* Goal:
Count the lines below that contain the word "this", and give only that number.

* Data shown:
^^^^

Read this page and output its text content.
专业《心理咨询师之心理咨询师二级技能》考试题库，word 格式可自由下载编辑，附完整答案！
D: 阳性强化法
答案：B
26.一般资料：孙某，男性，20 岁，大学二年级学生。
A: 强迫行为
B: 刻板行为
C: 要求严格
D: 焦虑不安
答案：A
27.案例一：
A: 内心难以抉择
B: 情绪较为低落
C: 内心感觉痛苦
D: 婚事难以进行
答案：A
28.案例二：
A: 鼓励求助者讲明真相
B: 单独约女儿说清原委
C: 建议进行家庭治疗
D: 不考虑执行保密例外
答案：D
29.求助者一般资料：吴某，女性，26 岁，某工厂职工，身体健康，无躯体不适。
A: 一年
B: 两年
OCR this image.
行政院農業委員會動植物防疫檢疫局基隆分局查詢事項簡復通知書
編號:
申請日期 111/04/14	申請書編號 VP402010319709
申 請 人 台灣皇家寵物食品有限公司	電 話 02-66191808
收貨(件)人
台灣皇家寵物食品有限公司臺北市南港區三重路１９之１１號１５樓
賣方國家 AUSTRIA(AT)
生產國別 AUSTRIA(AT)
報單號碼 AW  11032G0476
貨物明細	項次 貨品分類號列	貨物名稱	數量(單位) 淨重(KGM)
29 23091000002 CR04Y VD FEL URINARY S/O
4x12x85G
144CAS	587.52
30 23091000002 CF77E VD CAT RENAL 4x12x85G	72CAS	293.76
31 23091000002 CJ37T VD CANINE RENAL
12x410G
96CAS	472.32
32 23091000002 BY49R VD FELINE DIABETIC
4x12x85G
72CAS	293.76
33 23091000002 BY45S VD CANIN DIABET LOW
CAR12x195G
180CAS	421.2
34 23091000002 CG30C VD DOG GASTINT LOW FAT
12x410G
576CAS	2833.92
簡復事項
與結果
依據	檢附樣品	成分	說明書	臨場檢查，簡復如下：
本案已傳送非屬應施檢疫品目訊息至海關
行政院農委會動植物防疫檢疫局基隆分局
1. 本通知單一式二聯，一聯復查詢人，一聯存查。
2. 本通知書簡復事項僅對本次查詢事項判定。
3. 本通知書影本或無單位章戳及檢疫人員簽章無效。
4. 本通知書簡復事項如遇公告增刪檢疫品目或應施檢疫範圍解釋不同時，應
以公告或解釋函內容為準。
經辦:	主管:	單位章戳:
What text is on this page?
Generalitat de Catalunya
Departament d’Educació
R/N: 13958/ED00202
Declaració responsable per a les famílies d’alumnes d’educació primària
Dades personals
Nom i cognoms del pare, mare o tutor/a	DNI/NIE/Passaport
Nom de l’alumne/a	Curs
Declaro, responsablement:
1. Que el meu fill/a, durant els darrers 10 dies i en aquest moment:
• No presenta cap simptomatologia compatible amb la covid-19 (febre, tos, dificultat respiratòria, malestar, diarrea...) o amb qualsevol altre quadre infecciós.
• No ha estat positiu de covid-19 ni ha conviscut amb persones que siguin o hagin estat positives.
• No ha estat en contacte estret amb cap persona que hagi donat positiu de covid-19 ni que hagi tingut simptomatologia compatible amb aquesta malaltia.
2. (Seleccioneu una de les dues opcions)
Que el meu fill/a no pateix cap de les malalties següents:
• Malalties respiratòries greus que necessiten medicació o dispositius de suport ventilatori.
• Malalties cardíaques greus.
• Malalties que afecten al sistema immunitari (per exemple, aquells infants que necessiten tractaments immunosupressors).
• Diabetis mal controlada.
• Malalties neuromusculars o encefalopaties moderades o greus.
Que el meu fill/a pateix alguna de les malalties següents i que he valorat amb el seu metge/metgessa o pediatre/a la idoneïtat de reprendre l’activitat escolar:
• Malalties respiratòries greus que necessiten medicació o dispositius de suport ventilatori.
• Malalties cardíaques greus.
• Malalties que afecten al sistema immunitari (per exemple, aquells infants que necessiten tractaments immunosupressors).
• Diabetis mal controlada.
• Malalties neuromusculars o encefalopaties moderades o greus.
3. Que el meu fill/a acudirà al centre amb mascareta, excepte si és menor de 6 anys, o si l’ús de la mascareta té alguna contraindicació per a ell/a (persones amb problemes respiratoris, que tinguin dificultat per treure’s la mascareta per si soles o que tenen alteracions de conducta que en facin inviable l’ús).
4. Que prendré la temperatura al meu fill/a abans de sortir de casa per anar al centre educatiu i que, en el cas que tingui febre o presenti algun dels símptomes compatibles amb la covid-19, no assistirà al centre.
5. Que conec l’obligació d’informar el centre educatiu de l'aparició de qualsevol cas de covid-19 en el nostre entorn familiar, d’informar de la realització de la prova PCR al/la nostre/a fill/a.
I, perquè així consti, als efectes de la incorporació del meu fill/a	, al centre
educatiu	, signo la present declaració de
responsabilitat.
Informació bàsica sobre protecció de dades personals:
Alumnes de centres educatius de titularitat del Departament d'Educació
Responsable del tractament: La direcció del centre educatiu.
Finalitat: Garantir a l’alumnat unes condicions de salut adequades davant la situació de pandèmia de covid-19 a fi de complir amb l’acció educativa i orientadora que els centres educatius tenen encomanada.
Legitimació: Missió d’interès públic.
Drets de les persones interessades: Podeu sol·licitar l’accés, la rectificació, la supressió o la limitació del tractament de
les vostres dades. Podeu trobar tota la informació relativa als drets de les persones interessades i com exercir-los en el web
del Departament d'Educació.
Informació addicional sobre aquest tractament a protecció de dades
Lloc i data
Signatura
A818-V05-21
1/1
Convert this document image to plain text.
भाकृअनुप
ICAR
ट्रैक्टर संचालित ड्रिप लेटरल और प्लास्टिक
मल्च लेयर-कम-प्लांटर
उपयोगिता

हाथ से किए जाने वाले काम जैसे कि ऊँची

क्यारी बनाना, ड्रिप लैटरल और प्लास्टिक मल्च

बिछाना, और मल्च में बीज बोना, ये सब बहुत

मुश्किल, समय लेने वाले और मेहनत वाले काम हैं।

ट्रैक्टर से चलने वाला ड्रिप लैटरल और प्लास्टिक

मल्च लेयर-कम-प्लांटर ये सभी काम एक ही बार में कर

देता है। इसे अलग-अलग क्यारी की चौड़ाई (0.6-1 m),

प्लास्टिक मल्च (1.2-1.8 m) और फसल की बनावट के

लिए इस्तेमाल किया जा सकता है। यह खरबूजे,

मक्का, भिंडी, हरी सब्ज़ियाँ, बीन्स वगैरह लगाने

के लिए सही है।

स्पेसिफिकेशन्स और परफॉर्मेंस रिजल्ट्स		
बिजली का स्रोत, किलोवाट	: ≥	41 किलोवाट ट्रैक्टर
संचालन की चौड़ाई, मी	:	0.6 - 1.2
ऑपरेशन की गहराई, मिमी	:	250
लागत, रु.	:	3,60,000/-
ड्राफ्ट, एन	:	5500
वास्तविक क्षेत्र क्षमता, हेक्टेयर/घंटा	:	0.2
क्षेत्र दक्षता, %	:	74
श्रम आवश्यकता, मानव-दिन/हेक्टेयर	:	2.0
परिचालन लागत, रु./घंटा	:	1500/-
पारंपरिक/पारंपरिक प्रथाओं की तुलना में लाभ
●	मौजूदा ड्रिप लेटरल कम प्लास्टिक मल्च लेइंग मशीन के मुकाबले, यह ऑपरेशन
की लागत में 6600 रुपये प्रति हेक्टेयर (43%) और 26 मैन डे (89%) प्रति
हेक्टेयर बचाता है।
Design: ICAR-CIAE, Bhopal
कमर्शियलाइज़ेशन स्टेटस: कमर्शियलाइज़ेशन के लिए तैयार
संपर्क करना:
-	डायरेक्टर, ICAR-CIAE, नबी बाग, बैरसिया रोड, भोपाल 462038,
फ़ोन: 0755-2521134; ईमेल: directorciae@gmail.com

^^^^

* Solution:
4